• [Supplied records]:
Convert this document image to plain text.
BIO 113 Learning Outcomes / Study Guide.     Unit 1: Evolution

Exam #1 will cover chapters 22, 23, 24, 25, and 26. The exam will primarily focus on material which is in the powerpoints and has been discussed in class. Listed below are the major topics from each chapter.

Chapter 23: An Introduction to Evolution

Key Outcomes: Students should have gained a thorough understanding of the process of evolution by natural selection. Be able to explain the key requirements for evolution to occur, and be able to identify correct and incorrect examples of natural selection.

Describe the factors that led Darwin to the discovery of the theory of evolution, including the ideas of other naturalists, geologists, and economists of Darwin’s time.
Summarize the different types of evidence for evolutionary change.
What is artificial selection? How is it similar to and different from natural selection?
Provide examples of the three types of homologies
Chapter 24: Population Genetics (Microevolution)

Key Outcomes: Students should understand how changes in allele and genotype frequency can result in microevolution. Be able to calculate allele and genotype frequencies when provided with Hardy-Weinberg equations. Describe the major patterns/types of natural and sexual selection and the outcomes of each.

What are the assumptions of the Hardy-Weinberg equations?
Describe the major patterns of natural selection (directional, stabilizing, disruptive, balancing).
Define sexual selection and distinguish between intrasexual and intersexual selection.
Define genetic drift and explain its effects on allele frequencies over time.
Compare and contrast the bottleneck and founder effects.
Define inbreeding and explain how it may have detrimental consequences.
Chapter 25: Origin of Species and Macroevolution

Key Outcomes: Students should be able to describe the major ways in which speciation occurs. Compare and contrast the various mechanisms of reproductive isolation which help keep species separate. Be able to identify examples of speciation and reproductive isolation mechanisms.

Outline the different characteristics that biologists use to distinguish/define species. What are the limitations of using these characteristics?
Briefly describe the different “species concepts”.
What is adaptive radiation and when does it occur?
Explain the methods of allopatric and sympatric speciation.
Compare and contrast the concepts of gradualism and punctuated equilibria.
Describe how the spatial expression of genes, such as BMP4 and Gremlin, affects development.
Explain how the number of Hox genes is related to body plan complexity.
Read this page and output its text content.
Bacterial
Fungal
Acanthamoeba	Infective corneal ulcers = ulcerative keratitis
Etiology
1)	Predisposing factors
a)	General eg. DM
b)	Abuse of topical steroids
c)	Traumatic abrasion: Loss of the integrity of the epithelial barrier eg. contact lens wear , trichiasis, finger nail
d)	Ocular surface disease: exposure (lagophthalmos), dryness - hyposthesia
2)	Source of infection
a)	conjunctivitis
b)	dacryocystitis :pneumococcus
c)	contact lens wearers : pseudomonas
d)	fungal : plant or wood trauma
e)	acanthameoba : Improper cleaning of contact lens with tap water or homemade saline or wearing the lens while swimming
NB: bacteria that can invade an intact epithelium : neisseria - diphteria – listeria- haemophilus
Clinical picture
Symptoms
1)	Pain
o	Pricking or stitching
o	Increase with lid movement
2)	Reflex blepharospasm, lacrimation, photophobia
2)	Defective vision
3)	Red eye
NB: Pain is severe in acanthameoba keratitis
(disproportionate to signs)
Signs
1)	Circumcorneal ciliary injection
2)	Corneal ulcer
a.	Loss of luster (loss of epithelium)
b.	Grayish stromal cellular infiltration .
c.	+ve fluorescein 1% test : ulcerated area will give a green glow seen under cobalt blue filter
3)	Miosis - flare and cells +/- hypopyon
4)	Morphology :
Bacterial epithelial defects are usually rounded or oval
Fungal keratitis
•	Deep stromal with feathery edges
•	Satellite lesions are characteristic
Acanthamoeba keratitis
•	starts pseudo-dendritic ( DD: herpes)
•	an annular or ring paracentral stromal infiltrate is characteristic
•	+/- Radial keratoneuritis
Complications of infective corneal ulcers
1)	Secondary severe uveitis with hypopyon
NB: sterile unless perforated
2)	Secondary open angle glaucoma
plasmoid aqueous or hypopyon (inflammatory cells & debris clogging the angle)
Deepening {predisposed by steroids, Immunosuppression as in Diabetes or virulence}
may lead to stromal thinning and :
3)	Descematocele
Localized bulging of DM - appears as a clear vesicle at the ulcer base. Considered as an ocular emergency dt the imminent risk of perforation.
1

• [What the exercise asks]:
Going through the material above, how many lines contain the word "concepts"? Write only the number.

• [Exercise response]:
2